__SET PROBLEM__. Write out the listing in full, matching it word for word.
━━━ THE RECORDS ━━━
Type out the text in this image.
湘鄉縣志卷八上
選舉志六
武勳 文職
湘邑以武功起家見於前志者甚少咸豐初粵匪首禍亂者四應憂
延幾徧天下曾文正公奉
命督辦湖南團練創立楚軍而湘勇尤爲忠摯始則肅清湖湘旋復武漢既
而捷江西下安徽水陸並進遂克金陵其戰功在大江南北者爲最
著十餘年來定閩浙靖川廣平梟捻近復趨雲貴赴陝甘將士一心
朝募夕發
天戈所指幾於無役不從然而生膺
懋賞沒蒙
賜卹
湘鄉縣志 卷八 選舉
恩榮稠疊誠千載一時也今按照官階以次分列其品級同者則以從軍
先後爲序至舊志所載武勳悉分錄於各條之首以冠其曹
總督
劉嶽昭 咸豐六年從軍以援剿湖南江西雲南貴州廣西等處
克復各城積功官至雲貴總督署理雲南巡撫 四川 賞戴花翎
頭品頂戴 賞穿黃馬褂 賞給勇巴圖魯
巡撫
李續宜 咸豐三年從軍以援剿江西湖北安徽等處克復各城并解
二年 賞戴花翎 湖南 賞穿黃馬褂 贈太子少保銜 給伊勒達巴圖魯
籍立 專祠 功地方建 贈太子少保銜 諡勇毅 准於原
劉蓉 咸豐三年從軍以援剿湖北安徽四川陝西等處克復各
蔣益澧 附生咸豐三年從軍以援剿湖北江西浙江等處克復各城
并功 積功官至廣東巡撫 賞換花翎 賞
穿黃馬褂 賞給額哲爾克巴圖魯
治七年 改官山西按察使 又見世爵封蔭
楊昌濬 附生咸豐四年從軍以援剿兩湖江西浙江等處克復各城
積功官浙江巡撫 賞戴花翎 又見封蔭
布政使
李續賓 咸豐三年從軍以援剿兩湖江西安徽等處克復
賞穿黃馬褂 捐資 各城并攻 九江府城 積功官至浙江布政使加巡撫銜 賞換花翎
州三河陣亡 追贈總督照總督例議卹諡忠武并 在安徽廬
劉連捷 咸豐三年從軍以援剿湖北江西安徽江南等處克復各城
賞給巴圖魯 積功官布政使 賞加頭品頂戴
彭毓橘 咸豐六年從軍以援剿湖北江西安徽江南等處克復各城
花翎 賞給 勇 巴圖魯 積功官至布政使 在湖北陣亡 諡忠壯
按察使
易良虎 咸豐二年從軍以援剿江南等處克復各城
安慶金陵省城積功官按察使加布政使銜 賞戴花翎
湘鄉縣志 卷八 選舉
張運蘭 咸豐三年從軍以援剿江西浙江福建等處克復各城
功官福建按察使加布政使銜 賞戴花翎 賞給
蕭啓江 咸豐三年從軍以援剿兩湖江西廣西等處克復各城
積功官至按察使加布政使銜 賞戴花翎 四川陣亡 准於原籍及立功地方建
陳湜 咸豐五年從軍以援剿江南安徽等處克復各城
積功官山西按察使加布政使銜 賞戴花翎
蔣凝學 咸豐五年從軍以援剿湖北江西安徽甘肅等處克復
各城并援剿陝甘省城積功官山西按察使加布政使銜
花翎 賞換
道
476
━━━
__RESULT OF THE TASK__.
Type out the text in this image.
湘鄉縣志卷八上
選舉志六
武勳 文職
湘邑以武功起家見於前志者甚少咸豐初粵匪首禍亂者四應憂
延幾徧天下曾文正公奉
命督辦湖南團練創立楚軍而湘勇尤爲忠摯始則肅清湖湘旋復武漢既
而捷江西下安徽水陸並進遂克金陵其戰功在大江南北者爲最
著十餘年來定閩浙靖川廣平梟捻近復趨雲貴赴陝甘將士一心
朝募夕發
天戈所指幾於無役不從然而生膺
懋賞沒蒙
賜卹
湘鄉縣志 卷八 選舉
恩榮稠疊誠千載一時也今按照官階以次分列其品級同者則以從軍
先後爲序至舊志所載武勳悉分錄於各條之首以冠其曹
總督
劉嶽昭 咸豐六年從軍以援剿湖南江西雲南貴州廣西等處
克復各城積功官至雲貴總督署理雲南巡撫 四川 賞戴花翎
頭品頂戴 賞穿黃馬褂 賞給勇巴圖魯
巡撫
李續宜 咸豐三年從軍以援剿江西湖北安徽等處克復各城并解
二年 賞戴花翎 湖南 賞穿黃馬褂 贈太子少保銜 給伊勒達巴圖魯
籍立 專祠 功地方建 贈太子少保銜 諡勇毅 准於原
劉蓉 咸豐三年從軍以援剿湖北安徽四川陝西等處克復各
蔣益澧 附生咸豐三年從軍以援剿湖北江西浙江等處克復各城
并功 積功官至廣東巡撫 賞換花翎 賞
穿黃馬褂 賞給額哲爾克巴圖魯
治七年 改官山西按察使 又見世爵封蔭
楊昌濬 附生咸豐四年從軍以援剿兩湖江西浙江等處克復各城
積功官浙江巡撫 賞戴花翎 又見封蔭
布政使
李續賓 咸豐三年從軍以援剿兩湖江西安徽等處克復
賞穿黃馬褂 捐資 各城并攻 九江府城 積功官至浙江布政使加巡撫銜 賞換花翎
州三河陣亡 追贈總督照總督例議卹諡忠武并 在安徽廬
劉連捷 咸豐三年從軍以援剿湖北江西安徽江南等處克復各城
賞給巴圖魯 積功官布政使 賞加頭品頂戴
彭毓橘 咸豐六年從軍以援剿湖北江西安徽江南等處克復各城
花翎 賞給 勇 巴圖魯 積功官至布政使 在湖北陣亡 諡忠壯
按察使
易良虎 咸豐二年從軍以援剿江南等處克復各城
安慶金陵省城積功官按察使加布政使銜 賞戴花翎
湘鄉縣志 卷八 選舉
張運蘭 咸豐三年從軍以援剿江西浙江福建等處克復各城
功官福建按察使加布政使銜 賞戴花翎 賞給
蕭啓江 咸豐三年從軍以援剿兩湖江西廣西等處克復各城
積功官至按察使加布政使銜 賞戴花翎 四川陣亡 准於原籍及立功地方建
陳湜 咸豐五年從軍以援剿江南安徽等處克復各城
積功官山西按察使加布政使銜 賞戴花翎
蔣凝學 咸豐五年從軍以援剿湖北江西安徽甘肅等處克復
各城并援剿陝甘省城積功官山西按察使加布政使銜
花翎 賞換
道
476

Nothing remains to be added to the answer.